Extracted data entries
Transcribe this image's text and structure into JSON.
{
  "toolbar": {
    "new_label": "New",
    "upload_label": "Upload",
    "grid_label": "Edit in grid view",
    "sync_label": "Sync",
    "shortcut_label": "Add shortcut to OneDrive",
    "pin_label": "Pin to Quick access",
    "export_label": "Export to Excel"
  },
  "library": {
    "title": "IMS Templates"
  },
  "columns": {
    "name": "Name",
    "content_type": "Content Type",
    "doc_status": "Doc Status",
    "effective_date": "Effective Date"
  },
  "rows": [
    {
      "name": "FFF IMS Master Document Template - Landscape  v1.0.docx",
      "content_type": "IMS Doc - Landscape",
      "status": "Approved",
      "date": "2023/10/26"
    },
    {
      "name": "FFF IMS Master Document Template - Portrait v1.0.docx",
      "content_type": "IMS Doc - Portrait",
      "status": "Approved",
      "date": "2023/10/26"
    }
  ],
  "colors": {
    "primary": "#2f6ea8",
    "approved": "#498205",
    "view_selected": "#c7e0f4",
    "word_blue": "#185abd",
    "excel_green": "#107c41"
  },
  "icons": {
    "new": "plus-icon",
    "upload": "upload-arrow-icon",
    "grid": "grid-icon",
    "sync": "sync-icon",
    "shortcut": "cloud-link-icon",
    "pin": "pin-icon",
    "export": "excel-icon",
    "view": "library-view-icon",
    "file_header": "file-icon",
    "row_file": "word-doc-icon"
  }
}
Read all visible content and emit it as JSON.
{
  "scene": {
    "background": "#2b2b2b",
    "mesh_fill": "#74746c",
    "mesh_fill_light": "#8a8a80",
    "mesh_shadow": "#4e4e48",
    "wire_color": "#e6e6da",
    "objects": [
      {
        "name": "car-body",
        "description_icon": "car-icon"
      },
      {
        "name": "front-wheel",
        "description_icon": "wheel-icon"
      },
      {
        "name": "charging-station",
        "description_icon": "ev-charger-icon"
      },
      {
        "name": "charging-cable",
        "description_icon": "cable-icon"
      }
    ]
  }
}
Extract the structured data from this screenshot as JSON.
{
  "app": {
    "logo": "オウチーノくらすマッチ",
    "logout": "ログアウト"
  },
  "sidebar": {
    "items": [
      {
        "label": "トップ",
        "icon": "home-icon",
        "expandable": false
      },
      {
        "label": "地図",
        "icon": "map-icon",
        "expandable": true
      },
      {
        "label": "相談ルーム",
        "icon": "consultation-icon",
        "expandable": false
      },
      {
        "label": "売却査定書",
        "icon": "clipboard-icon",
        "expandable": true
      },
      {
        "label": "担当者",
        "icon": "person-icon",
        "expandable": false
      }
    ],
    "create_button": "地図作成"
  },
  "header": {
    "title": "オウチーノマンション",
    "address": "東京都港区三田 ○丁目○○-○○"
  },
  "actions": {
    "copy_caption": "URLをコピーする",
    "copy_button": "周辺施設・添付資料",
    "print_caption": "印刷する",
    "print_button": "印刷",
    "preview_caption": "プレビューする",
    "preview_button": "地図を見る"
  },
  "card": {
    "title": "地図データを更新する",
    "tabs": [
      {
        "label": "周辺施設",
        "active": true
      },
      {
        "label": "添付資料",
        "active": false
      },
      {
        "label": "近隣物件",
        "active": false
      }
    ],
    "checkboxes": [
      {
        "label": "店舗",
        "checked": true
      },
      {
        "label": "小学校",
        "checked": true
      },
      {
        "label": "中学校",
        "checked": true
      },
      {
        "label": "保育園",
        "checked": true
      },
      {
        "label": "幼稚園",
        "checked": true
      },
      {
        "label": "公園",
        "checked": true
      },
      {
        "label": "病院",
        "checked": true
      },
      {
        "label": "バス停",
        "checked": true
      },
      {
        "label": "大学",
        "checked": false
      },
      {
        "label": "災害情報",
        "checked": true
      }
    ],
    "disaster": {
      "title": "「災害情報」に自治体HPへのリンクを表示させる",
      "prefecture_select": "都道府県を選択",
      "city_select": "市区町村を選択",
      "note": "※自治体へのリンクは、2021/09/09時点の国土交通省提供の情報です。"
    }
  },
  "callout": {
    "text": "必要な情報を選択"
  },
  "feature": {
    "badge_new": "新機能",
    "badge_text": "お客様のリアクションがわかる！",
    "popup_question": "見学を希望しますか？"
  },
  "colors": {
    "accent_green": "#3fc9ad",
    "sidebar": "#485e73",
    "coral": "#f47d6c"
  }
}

WORK TO BE COMPLETED
Exactly as shown above, return every record.

TASK OUTPUT
Transcribe this image's text and structure into JSON.
{
  "toolbar": {
    "new_label": "New",
    "upload_label": "Upload",
    "grid_label": "Edit in grid view",
    "sync_label": "Sync",
    "shortcut_label": "Add shortcut to OneDrive",
    "pin_label": "Pin to Quick access",
    "export_label": "Export to Excel"
  },
  "library": {
    "title": "IMS Templates"
  },
  "columns": {
    "name": "Name",
    "content_type": "Content Type",
    "doc_status": "Doc Status",
    "effective_date": "Effective Date"
  },
  "rows": [
    {
      "name": "FFF IMS Master Document Template - Landscape  v1.0.docx",
      "content_type": "IMS Doc - Landscape",
      "status": "Approved",
      "date": "2023/10/26"
    },
    {
      "name": "FFF IMS Master Document Template - Portrait v1.0.docx",
      "content_type": "IMS Doc - Portrait",
      "status": "Approved",
      "date": "2023/10/26"
    }
  ],
  "colors": {
    "primary": "#2f6ea8",
    "approved": "#498205",
    "view_selected": "#c7e0f4",
    "word_blue": "#185abd",
    "excel_green": "#107c41"
  },
  "icons": {
    "new": "plus-icon",
    "upload": "upload-arrow-icon",
    "grid": "grid-icon",
    "sync": "sync-icon",
    "shortcut": "cloud-link-icon",
    "pin": "pin-icon",
    "export": "excel-icon",
    "view": "library-view-icon",
    "file_header": "file-icon",
    "row_file": "word-doc-icon"
  }
}
Read all visible content and emit it as JSON.
{
  "scene": {
    "background": "#2b2b2b",
    "mesh_fill": "#74746c",
    "mesh_fill_light": "#8a8a80",
    "mesh_shadow": "#4e4e48",
    "wire_color": "#e6e6da",
    "objects": [
      {
        "name": "car-body",
        "description_icon": "car-icon"
      },
      {
        "name": "front-wheel",
        "description_icon": "wheel-icon"
      },
      {
        "name": "charging-station",
        "description_icon": "ev-charger-icon"
      },
      {
        "name": "charging-cable",
        "description_icon": "cable-icon"
      }
    ]
  }
}
Extract the structured data from this screenshot as JSON.
{
  "app": {
    "logo": "オウチーノくらすマッチ",
    "logout": "ログアウト"
  },
  "sidebar": {
    "items": [
      {
        "label": "トップ",
        "icon": "home-icon",
        "expandable": false
      },
      {
        "label": "地図",
        "icon": "map-icon",
        "expandable": true
      },
      {
        "label": "相談ルーム",
        "icon": "consultation-icon",
        "expandable": false
      },
      {
        "label": "売却査定書",
        "icon": "clipboard-icon",
        "expandable": true
      },
      {
        "label": "担当者",
        "icon": "person-icon",
        "expandable": false
      }
    ],
    "create_button": "地図作成"
  },
  "header": {
    "title": "オウチーノマンション",
    "address": "東京都港区三田 ○丁目○○-○○"
  },
  "actions": {
    "copy_caption": "URLをコピーする",
    "copy_button": "周辺施設・添付資料",
    "print_caption": "印刷する",
    "print_button": "印刷",
    "preview_caption": "プレビューする",
    "preview_button": "地図を見る"
  },
  "card": {
    "title": "地図データを更新する",
    "tabs": [
      {
        "label": "周辺施設",
        "active": true
      },
      {
        "label": "添付資料",
        "active": false
      },
      {
        "label": "近隣物件",
        "active": false
      }
    ],
    "checkboxes": [
      {
        "label": "店舗",
        "checked": true
      },
      {
        "label": "小学校",
        "checked": true
      },
      {
        "label": "中学校",
        "checked": true
      },
      {
        "label": "保育園",
        "checked": true
      },
      {
        "label": "幼稚園",
        "checked": true
      },
      {
        "label": "公園",
        "checked": true
      },
      {
        "label": "病院",
        "checked": true
      },
      {
        "label": "バス停",
        "checked": true
      },
      {
        "label": "大学",
        "checked": false
      },
      {
        "label": "災害情報",
        "checked": true
      }
    ],
    "disaster": {
      "title": "「災害情報」に自治体HPへのリンクを表示させる",
      "prefecture_select": "都道府県を選択",
      "city_select": "市区町村を選択",
      "note": "※自治体へのリンクは、2021/09/09時点の国土交通省提供の情報です。"
    }
  },
  "callout": {
    "text": "必要な情報を選択"
  },
  "feature": {
    "badge_new": "新機能",
    "badge_text": "お客様のリアクションがわかる！",
    "popup_question": "見学を希望しますか？"
  },
  "colors": {
    "accent_green": "#3fc9ad",
    "sidebar": "#485e73",
    "coral": "#f47d6c"
  }
}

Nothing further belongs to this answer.